◆ TASK BRIEF: Take the records underneath and set them down exactly.

◆ GIVEN INFORMATION:
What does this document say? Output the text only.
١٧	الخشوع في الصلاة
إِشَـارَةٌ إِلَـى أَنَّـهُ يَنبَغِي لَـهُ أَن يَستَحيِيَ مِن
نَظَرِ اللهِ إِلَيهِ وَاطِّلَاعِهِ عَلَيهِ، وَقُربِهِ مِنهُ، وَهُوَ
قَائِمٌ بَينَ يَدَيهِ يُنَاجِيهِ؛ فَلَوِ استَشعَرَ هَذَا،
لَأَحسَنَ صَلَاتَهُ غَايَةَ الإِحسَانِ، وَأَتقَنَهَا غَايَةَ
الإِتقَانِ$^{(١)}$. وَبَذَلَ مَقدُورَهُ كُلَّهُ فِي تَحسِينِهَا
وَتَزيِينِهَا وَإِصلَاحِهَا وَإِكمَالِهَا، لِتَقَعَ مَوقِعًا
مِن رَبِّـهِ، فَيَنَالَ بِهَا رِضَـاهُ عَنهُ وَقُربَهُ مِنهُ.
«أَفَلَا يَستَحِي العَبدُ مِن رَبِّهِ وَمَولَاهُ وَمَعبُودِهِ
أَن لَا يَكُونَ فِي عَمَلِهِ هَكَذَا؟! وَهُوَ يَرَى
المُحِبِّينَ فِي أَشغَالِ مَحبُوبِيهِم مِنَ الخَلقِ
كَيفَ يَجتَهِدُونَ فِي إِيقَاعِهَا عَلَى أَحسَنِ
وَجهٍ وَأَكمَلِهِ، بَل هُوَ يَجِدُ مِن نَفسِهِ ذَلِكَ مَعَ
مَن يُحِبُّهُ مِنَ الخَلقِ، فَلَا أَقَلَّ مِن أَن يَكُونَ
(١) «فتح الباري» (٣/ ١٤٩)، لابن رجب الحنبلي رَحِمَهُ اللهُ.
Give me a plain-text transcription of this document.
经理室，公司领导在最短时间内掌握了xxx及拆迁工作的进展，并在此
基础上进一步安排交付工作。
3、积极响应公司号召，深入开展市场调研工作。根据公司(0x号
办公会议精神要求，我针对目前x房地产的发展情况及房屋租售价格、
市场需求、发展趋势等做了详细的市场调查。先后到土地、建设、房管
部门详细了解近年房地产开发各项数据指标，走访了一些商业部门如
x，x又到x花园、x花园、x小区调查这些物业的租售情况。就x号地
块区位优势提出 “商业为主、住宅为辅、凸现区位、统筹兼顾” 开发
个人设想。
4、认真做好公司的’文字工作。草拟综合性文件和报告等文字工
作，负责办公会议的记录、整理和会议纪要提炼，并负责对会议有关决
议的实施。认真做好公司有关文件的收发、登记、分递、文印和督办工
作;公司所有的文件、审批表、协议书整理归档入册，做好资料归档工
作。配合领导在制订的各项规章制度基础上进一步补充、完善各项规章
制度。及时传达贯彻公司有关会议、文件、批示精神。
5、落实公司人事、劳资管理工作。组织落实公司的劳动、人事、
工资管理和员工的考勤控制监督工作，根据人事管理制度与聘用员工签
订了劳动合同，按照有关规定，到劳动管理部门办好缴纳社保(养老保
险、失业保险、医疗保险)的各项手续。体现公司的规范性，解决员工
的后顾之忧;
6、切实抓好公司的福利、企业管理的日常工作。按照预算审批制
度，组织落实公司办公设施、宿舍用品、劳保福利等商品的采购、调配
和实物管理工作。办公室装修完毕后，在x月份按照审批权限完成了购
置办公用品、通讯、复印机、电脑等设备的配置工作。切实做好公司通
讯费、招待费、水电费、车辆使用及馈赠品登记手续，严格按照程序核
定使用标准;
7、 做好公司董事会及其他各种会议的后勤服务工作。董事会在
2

◆ RESPONSE TO THE TASK:
What does this document say? Output the text only.
١٧	الخشوع في الصلاة
إِشَـارَةٌ إِلَـى أَنَّـهُ يَنبَغِي لَـهُ أَن يَستَحيِيَ مِن
نَظَرِ اللهِ إِلَيهِ وَاطِّلَاعِهِ عَلَيهِ، وَقُربِهِ مِنهُ، وَهُوَ
قَائِمٌ بَينَ يَدَيهِ يُنَاجِيهِ؛ فَلَوِ استَشعَرَ هَذَا،
لَأَحسَنَ صَلَاتَهُ غَايَةَ الإِحسَانِ، وَأَتقَنَهَا غَايَةَ
الإِتقَانِ$^{(١)}$. وَبَذَلَ مَقدُورَهُ كُلَّهُ فِي تَحسِينِهَا
وَتَزيِينِهَا وَإِصلَاحِهَا وَإِكمَالِهَا، لِتَقَعَ مَوقِعًا
مِن رَبِّـهِ، فَيَنَالَ بِهَا رِضَـاهُ عَنهُ وَقُربَهُ مِنهُ.
«أَفَلَا يَستَحِي العَبدُ مِن رَبِّهِ وَمَولَاهُ وَمَعبُودِهِ
أَن لَا يَكُونَ فِي عَمَلِهِ هَكَذَا؟! وَهُوَ يَرَى
المُحِبِّينَ فِي أَشغَالِ مَحبُوبِيهِم مِنَ الخَلقِ
كَيفَ يَجتَهِدُونَ فِي إِيقَاعِهَا عَلَى أَحسَنِ
وَجهٍ وَأَكمَلِهِ، بَل هُوَ يَجِدُ مِن نَفسِهِ ذَلِكَ مَعَ
مَن يُحِبُّهُ مِنَ الخَلقِ، فَلَا أَقَلَّ مِن أَن يَكُونَ
(١) «فتح الباري» (٣/ ١٤٩)، لابن رجب الحنبلي رَحِمَهُ اللهُ.
Give me a plain-text transcription of this document.
经理室，公司领导在最短时间内掌握了xxx及拆迁工作的进展，并在此
基础上进一步安排交付工作。
3、积极响应公司号召，深入开展市场调研工作。根据公司(0x号
办公会议精神要求，我针对目前x房地产的发展情况及房屋租售价格、
市场需求、发展趋势等做了详细的市场调查。先后到土地、建设、房管
部门详细了解近年房地产开发各项数据指标，走访了一些商业部门如
x，x又到x花园、x花园、x小区调查这些物业的租售情况。就x号地
块区位优势提出 “商业为主、住宅为辅、凸现区位、统筹兼顾” 开发
个人设想。
4、认真做好公司的’文字工作。草拟综合性文件和报告等文字工
作，负责办公会议的记录、整理和会议纪要提炼，并负责对会议有关决
议的实施。认真做好公司有关文件的收发、登记、分递、文印和督办工
作;公司所有的文件、审批表、协议书整理归档入册，做好资料归档工
作。配合领导在制订的各项规章制度基础上进一步补充、完善各项规章
制度。及时传达贯彻公司有关会议、文件、批示精神。
5、落实公司人事、劳资管理工作。组织落实公司的劳动、人事、
工资管理和员工的考勤控制监督工作，根据人事管理制度与聘用员工签
订了劳动合同，按照有关规定，到劳动管理部门办好缴纳社保(养老保
险、失业保险、医疗保险)的各项手续。体现公司的规范性，解决员工
的后顾之忧;
6、切实抓好公司的福利、企业管理的日常工作。按照预算审批制
度，组织落实公司办公设施、宿舍用品、劳保福利等商品的采购、调配
和实物管理工作。办公室装修完毕后，在x月份按照审批权限完成了购
置办公用品、通讯、复印机、电脑等设备的配置工作。切实做好公司通
讯费、招待费、水电费、车辆使用及馈赠品登记手续，严格按照程序核
定使用标准;
7、 做好公司董事会及其他各种会议的后勤服务工作。董事会在
2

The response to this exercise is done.